==== Entries ====
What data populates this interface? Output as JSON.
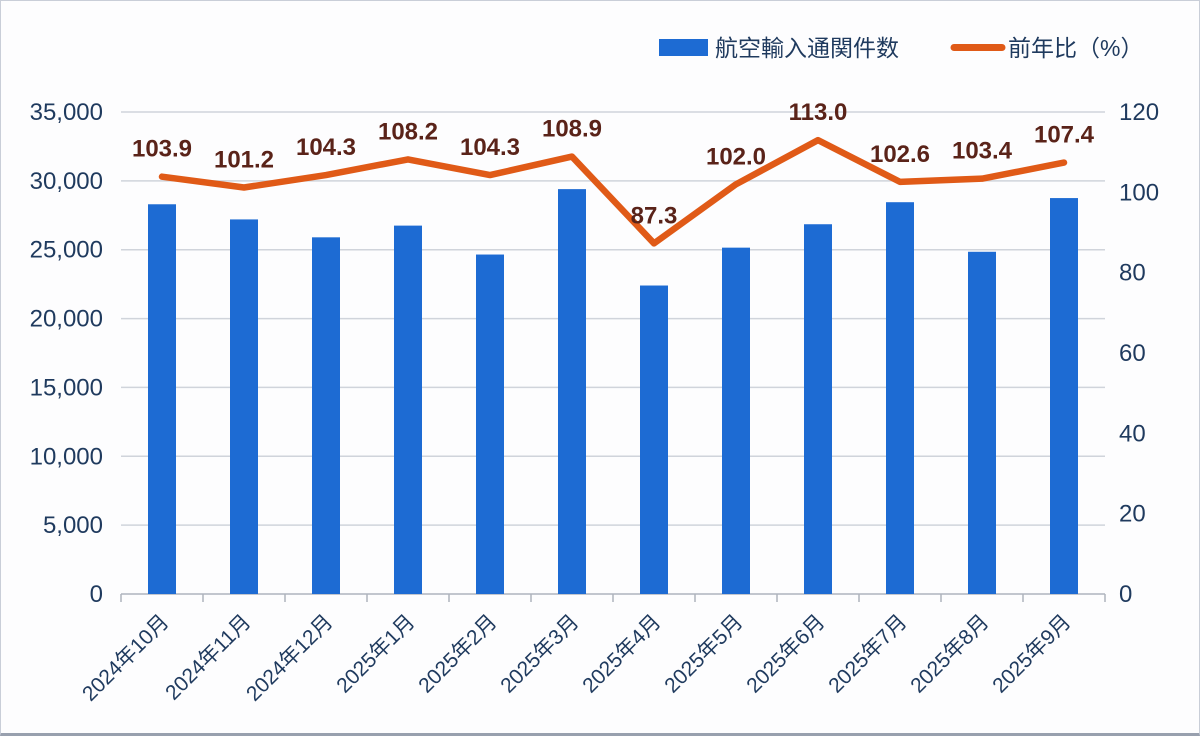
{
  "chart_data": {
    "type": "combo",
    "categories": [
      "2024年10月",
      "2024年11月",
      "2024年12月",
      "2025年1月",
      "2025年2月",
      "2025年3月",
      "2025年4月",
      "2025年5月",
      "2025年6月",
      "2025年7月",
      "2025年8月",
      "2025年9月"
    ],
    "series": [
      {
        "name": "航空輸入通関件数",
        "type": "bar",
        "axis": "left",
        "values": [
          28300,
          27200,
          25900,
          26750,
          24650,
          29400,
          22400,
          25150,
          26850,
          28450,
          24850,
          28750
        ],
        "color": "#1d6bd3"
      },
      {
        "name": "前年比（%）",
        "type": "line",
        "axis": "right",
        "values": [
          103.9,
          101.2,
          104.3,
          108.2,
          104.3,
          108.9,
          87.3,
          102.0,
          113.0,
          102.6,
          103.4,
          107.4
        ],
        "color": "#e05a17",
        "data_labels": [
          "103.9",
          "101.2",
          "104.3",
          "108.2",
          "104.3",
          "108.9",
          "87.3",
          "102.0",
          "113.0",
          "102.6",
          "103.4",
          "107.4"
        ],
        "data_label_color": "#5a2319"
      }
    ],
    "left_axis": {
      "min": 0,
      "max": 35000,
      "step": 5000,
      "tick_labels": [
        "0",
        "5,000",
        "10,000",
        "15,000",
        "20,000",
        "25,000",
        "30,000",
        "35,000"
      ]
    },
    "right_axis": {
      "min": 0,
      "max": 120,
      "step": 20,
      "tick_labels": [
        "0",
        "20",
        "40",
        "60",
        "80",
        "100",
        "120"
      ]
    },
    "grid": true,
    "legend_position": "top-right",
    "title": "",
    "xlabel": "",
    "ylabel": ""
  },
  "colors": {
    "axis_text": "#1f3a5e",
    "gridline": "#d0d4db",
    "baseline": "#aeb3bd",
    "background": "#fdfdfe"
  },
  "legend": {
    "bar_label": "航空輸入通関件数",
    "line_label": "前年比（%）"
  }
}
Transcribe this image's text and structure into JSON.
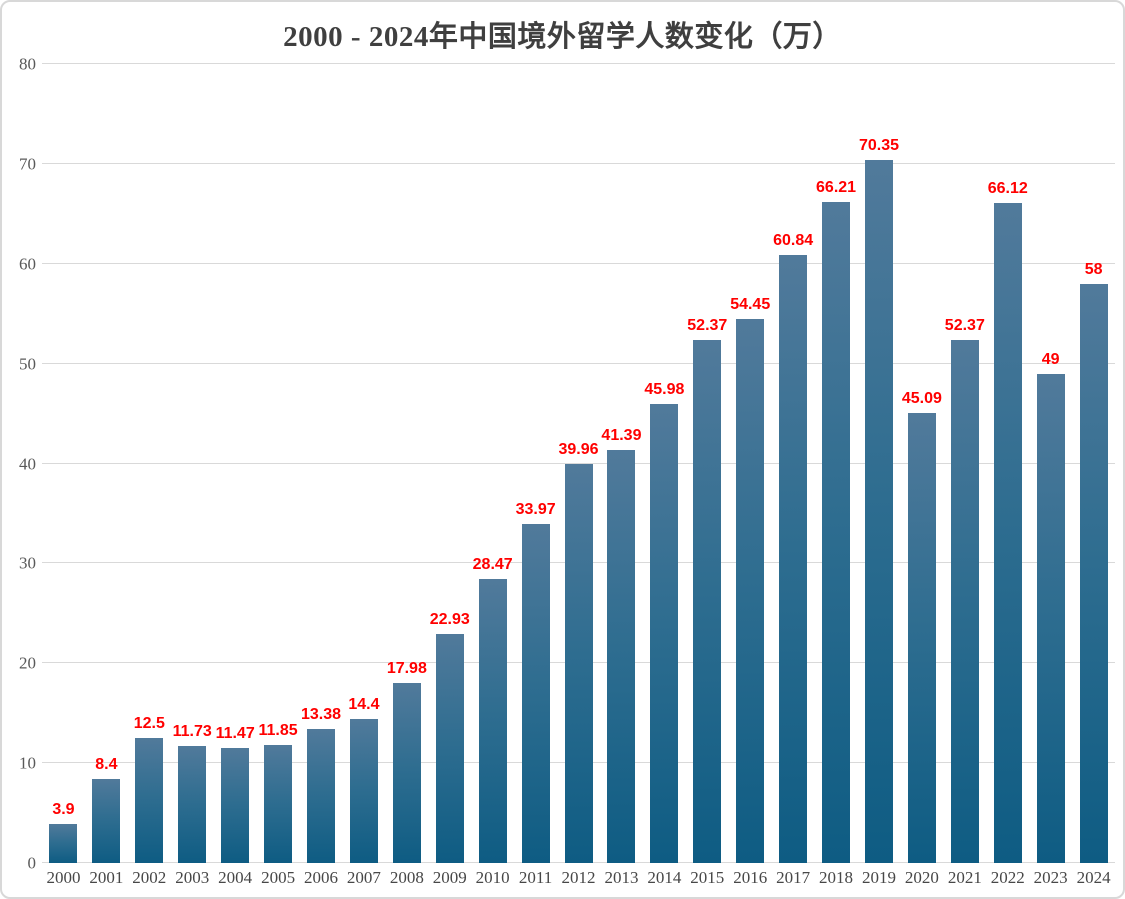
{
  "chart_data": {
    "type": "bar",
    "title": "2000 - 2024年中国境外留学人数变化（万）",
    "categories": [
      "2000",
      "2001",
      "2002",
      "2003",
      "2004",
      "2005",
      "2006",
      "2007",
      "2008",
      "2009",
      "2010",
      "2011",
      "2012",
      "2013",
      "2014",
      "2015",
      "2016",
      "2017",
      "2018",
      "2019",
      "2020",
      "2021",
      "2022",
      "2023",
      "2024"
    ],
    "values": [
      3.9,
      8.4,
      12.5,
      11.73,
      11.47,
      11.85,
      13.38,
      14.4,
      17.98,
      22.93,
      28.47,
      33.97,
      39.96,
      41.39,
      45.98,
      52.37,
      54.45,
      60.84,
      66.21,
      70.35,
      45.09,
      52.37,
      66.12,
      49,
      58
    ],
    "data_labels": [
      "3.9",
      "8.4",
      "12.5",
      "11.73",
      "11.47",
      "11.85",
      "13.38",
      "14.4",
      "17.98",
      "22.93",
      "28.47",
      "33.97",
      "39.96",
      "41.39",
      "45.98",
      "52.37",
      "54.45",
      "60.84",
      "66.21",
      "70.35",
      "45.09",
      "52.37",
      "66.12",
      "49",
      "58"
    ],
    "xlabel": "",
    "ylabel": "",
    "ylim": [
      0,
      80
    ],
    "yticks": [
      0,
      10,
      20,
      30,
      40,
      50,
      60,
      70,
      80
    ],
    "grid": true,
    "legend": null,
    "colors": {
      "bar_gradient_top": "#517a9b",
      "bar_gradient_mid": "#2e6d90",
      "bar_gradient_bottom": "#0e5c83",
      "data_label": "#ff0000",
      "gridline": "#d9d9d9",
      "axis_text": "#595959",
      "title_text": "#3f3f3f",
      "frame_border": "#d8d8d8",
      "background": "#ffffff"
    }
  }
}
====
— Task brief —
The data above needs to be retyped exactly, with the images left out.

— Task solution —
What data populates this interface? Output as JSON.
{
  "chart_data": {
    "type": "combo",
    "categories": [
      "2024年10月",
      "2024年11月",
      "2024年12月",
      "2025年1月",
      "2025年2月",
      "2025年3月",
      "2025年4月",
      "2025年5月",
      "2025年6月",
      "2025年7月",
      "2025年8月",
      "2025年9月"
    ],
    "series": [
      {
        "name": "航空輸入通関件数",
        "type": "bar",
        "axis": "left",
        "values": [
          28300,
          27200,
          25900,
          26750,
          24650,
          29400,
          22400,
          25150,
          26850,
          28450,
          24850,
          28750
        ],
        "color": "#1d6bd3"
      },
      {
        "name": "前年比（%）",
        "type": "line",
        "axis": "right",
        "values": [
          103.9,
          101.2,
          104.3,
          108.2,
          104.3,
          108.9,
          87.3,
          102.0,
          113.0,
          102.6,
          103.4,
          107.4
        ],
        "color": "#e05a17",
        "data_labels": [
          "103.9",
          "101.2",
          "104.3",
          "108.2",
          "104.3",
          "108.9",
          "87.3",
          "102.0",
          "113.0",
          "102.6",
          "103.4",
          "107.4"
        ],
        "data_label_color": "#5a2319"
      }
    ],
    "left_axis": {
      "min": 0,
      "max": 35000,
      "step": 5000,
      "tick_labels": [
        "0",
        "5,000",
        "10,000",
        "15,000",
        "20,000",
        "25,000",
        "30,000",
        "35,000"
      ]
    },
    "right_axis": {
      "min": 0,
      "max": 120,
      "step": 20,
      "tick_labels": [
        "0",
        "20",
        "40",
        "60",
        "80",
        "100",
        "120"
      ]
    },
    "grid": true,
    "legend_position": "top-right",
    "title": "",
    "xlabel": "",
    "ylabel": ""
  },
  "colors": {
    "axis_text": "#1f3a5e",
    "gridline": "#d0d4db",
    "baseline": "#aeb3bd",
    "background": "#fdfdfe"
  },
  "legend": {
    "bar_label": "航空輸入通関件数",
    "line_label": "前年比（%）"
  }
}
Transcribe this image's text and structure into JSON.
{
  "chart_data": {
    "type": "bar",
    "title": "2000 - 2024年中国境外留学人数变化（万）",
    "categories": [
      "2000",
      "2001",
      "2002",
      "2003",
      "2004",
      "2005",
      "2006",
      "2007",
      "2008",
      "2009",
      "2010",
      "2011",
      "2012",
      "2013",
      "2014",
      "2015",
      "2016",
      "2017",
      "2018",
      "2019",
      "2020",
      "2021",
      "2022",
      "2023",
      "2024"
    ],
    "values": [
      3.9,
      8.4,
      12.5,
      11.73,
      11.47,
      11.85,
      13.38,
      14.4,
      17.98,
      22.93,
      28.47,
      33.97,
      39.96,
      41.39,
      45.98,
      52.37,
      54.45,
      60.84,
      66.21,
      70.35,
      45.09,
      52.37,
      66.12,
      49,
      58
    ],
    "data_labels": [
      "3.9",
      "8.4",
      "12.5",
      "11.73",
      "11.47",
      "11.85",
      "13.38",
      "14.4",
      "17.98",
      "22.93",
      "28.47",
      "33.97",
      "39.96",
      "41.39",
      "45.98",
      "52.37",
      "54.45",
      "60.84",
      "66.21",
      "70.35",
      "45.09",
      "52.37",
      "66.12",
      "49",
      "58"
    ],
    "xlabel": "",
    "ylabel": "",
    "ylim": [
      0,
      80
    ],
    "yticks": [
      0,
      10,
      20,
      30,
      40,
      50,
      60,
      70,
      80
    ],
    "grid": true,
    "legend": null,
    "colors": {
      "bar_gradient_top": "#517a9b",
      "bar_gradient_mid": "#2e6d90",
      "bar_gradient_bottom": "#0e5c83",
      "data_label": "#ff0000",
      "gridline": "#d9d9d9",
      "axis_text": "#595959",
      "title_text": "#3f3f3f",
      "frame_border": "#d8d8d8",
      "background": "#ffffff"
    }
  }
}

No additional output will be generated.